Material provided
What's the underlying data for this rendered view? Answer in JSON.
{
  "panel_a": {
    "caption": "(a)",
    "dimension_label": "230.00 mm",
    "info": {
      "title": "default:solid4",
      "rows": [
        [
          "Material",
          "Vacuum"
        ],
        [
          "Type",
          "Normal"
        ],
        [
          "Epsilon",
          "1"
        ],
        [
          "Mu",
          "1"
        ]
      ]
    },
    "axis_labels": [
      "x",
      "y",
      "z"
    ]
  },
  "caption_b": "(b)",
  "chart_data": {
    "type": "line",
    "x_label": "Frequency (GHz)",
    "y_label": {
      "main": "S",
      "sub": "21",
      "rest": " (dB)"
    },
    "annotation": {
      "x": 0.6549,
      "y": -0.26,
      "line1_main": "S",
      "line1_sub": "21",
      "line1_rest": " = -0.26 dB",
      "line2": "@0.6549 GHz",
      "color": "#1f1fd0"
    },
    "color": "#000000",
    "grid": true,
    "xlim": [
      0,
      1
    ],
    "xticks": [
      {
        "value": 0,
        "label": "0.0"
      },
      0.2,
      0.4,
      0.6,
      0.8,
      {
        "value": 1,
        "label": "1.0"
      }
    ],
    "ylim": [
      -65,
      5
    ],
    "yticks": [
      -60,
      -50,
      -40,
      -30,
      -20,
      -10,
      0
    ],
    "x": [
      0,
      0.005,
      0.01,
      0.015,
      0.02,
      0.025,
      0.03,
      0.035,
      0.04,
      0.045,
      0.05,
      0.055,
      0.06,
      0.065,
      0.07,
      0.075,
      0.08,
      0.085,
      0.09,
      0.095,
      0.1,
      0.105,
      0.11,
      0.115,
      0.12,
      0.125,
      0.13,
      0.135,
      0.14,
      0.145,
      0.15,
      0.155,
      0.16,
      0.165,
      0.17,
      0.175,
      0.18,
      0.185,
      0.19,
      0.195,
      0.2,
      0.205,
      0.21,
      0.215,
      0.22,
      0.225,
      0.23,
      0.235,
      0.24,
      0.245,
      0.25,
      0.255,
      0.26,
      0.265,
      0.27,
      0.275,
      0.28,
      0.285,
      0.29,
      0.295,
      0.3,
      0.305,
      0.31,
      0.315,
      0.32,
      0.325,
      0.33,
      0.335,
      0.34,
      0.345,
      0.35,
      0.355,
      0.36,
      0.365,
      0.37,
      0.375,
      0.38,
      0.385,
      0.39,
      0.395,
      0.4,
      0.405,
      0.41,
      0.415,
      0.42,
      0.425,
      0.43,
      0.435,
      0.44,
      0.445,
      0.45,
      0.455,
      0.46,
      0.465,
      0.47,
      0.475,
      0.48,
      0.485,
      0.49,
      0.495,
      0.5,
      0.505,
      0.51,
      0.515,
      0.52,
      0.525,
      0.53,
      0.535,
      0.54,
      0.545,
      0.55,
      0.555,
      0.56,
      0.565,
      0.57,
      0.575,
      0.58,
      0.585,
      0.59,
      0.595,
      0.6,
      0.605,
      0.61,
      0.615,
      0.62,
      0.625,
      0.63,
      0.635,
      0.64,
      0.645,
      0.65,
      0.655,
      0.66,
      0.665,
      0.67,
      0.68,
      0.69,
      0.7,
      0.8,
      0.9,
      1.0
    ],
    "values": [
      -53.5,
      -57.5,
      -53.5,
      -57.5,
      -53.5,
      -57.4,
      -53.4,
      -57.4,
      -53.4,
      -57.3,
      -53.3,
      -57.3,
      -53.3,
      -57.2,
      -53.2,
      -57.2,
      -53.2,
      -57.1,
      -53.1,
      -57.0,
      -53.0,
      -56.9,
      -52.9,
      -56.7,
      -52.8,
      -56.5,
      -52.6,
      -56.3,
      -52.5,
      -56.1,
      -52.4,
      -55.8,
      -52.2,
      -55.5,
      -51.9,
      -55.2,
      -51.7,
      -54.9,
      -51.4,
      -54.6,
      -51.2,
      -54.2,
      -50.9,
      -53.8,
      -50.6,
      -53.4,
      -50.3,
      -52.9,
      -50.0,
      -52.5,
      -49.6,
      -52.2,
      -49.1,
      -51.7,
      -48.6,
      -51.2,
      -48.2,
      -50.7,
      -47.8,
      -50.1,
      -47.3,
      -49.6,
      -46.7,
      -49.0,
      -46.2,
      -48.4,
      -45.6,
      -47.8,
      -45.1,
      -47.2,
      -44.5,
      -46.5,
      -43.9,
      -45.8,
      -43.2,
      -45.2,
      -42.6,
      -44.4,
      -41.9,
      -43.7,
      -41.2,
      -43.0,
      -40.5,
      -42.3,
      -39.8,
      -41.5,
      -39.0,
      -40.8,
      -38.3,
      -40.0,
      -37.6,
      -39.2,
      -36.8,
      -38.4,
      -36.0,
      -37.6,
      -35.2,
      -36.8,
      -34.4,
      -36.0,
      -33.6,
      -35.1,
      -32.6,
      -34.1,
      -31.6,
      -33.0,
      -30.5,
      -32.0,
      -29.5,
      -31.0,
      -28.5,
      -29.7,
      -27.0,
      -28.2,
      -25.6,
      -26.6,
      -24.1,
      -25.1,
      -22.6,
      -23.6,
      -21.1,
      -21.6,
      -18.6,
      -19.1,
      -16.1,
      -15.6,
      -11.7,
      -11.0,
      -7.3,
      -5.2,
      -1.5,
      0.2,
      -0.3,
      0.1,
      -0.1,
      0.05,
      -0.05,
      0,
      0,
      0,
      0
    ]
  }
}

The request
Nothing should be changed: write out all of the data as is.

Response to this task
What's the underlying data for this rendered view? Answer in JSON.
{
  "panel_a": {
    "caption": "(a)",
    "dimension_label": "230.00 mm",
    "info": {
      "title": "default:solid4",
      "rows": [
        [
          "Material",
          "Vacuum"
        ],
        [
          "Type",
          "Normal"
        ],
        [
          "Epsilon",
          "1"
        ],
        [
          "Mu",
          "1"
        ]
      ]
    },
    "axis_labels": [
      "x",
      "y",
      "z"
    ]
  },
  "caption_b": "(b)",
  "chart_data": {
    "type": "line",
    "x_label": "Frequency (GHz)",
    "y_label": {
      "main": "S",
      "sub": "21",
      "rest": " (dB)"
    },
    "annotation": {
      "x": 0.6549,
      "y": -0.26,
      "line1_main": "S",
      "line1_sub": "21",
      "line1_rest": " = -0.26 dB",
      "line2": "@0.6549 GHz",
      "color": "#1f1fd0"
    },
    "color": "#000000",
    "grid": true,
    "xlim": [
      0,
      1
    ],
    "xticks": [
      {
        "value": 0,
        "label": "0.0"
      },
      0.2,
      0.4,
      0.6,
      0.8,
      {
        "value": 1,
        "label": "1.0"
      }
    ],
    "ylim": [
      -65,
      5
    ],
    "yticks": [
      -60,
      -50,
      -40,
      -30,
      -20,
      -10,
      0
    ],
    "x": [
      0,
      0.005,
      0.01,
      0.015,
      0.02,
      0.025,
      0.03,
      0.035,
      0.04,
      0.045,
      0.05,
      0.055,
      0.06,
      0.065,
      0.07,
      0.075,
      0.08,
      0.085,
      0.09,
      0.095,
      0.1,
      0.105,
      0.11,
      0.115,
      0.12,
      0.125,
      0.13,
      0.135,
      0.14,
      0.145,
      0.15,
      0.155,
      0.16,
      0.165,
      0.17,
      0.175,
      0.18,
      0.185,
      0.19,
      0.195,
      0.2,
      0.205,
      0.21,
      0.215,
      0.22,
      0.225,
      0.23,
      0.235,
      0.24,
      0.245,
      0.25,
      0.255,
      0.26,
      0.265,
      0.27,
      0.275,
      0.28,
      0.285,
      0.29,
      0.295,
      0.3,
      0.305,
      0.31,
      0.315,
      0.32,
      0.325,
      0.33,
      0.335,
      0.34,
      0.345,
      0.35,
      0.355,
      0.36,
      0.365,
      0.37,
      0.375,
      0.38,
      0.385,
      0.39,
      0.395,
      0.4,
      0.405,
      0.41,
      0.415,
      0.42,
      0.425,
      0.43,
      0.435,
      0.44,
      0.445,
      0.45,
      0.455,
      0.46,
      0.465,
      0.47,
      0.475,
      0.48,
      0.485,
      0.49,
      0.495,
      0.5,
      0.505,
      0.51,
      0.515,
      0.52,
      0.525,
      0.53,
      0.535,
      0.54,
      0.545,
      0.55,
      0.555,
      0.56,
      0.565,
      0.57,
      0.575,
      0.58,
      0.585,
      0.59,
      0.595,
      0.6,
      0.605,
      0.61,
      0.615,
      0.62,
      0.625,
      0.63,
      0.635,
      0.64,
      0.645,
      0.65,
      0.655,
      0.66,
      0.665,
      0.67,
      0.68,
      0.69,
      0.7,
      0.8,
      0.9,
      1.0
    ],
    "values": [
      -53.5,
      -57.5,
      -53.5,
      -57.5,
      -53.5,
      -57.4,
      -53.4,
      -57.4,
      -53.4,
      -57.3,
      -53.3,
      -57.3,
      -53.3,
      -57.2,
      -53.2,
      -57.2,
      -53.2,
      -57.1,
      -53.1,
      -57.0,
      -53.0,
      -56.9,
      -52.9,
      -56.7,
      -52.8,
      -56.5,
      -52.6,
      -56.3,
      -52.5,
      -56.1,
      -52.4,
      -55.8,
      -52.2,
      -55.5,
      -51.9,
      -55.2,
      -51.7,
      -54.9,
      -51.4,
      -54.6,
      -51.2,
      -54.2,
      -50.9,
      -53.8,
      -50.6,
      -53.4,
      -50.3,
      -52.9,
      -50.0,
      -52.5,
      -49.6,
      -52.2,
      -49.1,
      -51.7,
      -48.6,
      -51.2,
      -48.2,
      -50.7,
      -47.8,
      -50.1,
      -47.3,
      -49.6,
      -46.7,
      -49.0,
      -46.2,
      -48.4,
      -45.6,
      -47.8,
      -45.1,
      -47.2,
      -44.5,
      -46.5,
      -43.9,
      -45.8,
      -43.2,
      -45.2,
      -42.6,
      -44.4,
      -41.9,
      -43.7,
      -41.2,
      -43.0,
      -40.5,
      -42.3,
      -39.8,
      -41.5,
      -39.0,
      -40.8,
      -38.3,
      -40.0,
      -37.6,
      -39.2,
      -36.8,
      -38.4,
      -36.0,
      -37.6,
      -35.2,
      -36.8,
      -34.4,
      -36.0,
      -33.6,
      -35.1,
      -32.6,
      -34.1,
      -31.6,
      -33.0,
      -30.5,
      -32.0,
      -29.5,
      -31.0,
      -28.5,
      -29.7,
      -27.0,
      -28.2,
      -25.6,
      -26.6,
      -24.1,
      -25.1,
      -22.6,
      -23.6,
      -21.1,
      -21.6,
      -18.6,
      -19.1,
      -16.1,
      -15.6,
      -11.7,
      -11.0,
      -7.3,
      -5.2,
      -1.5,
      0.2,
      -0.3,
      0.1,
      -0.1,
      0.05,
      -0.05,
      0,
      0,
      0,
      0
    ]
  }
}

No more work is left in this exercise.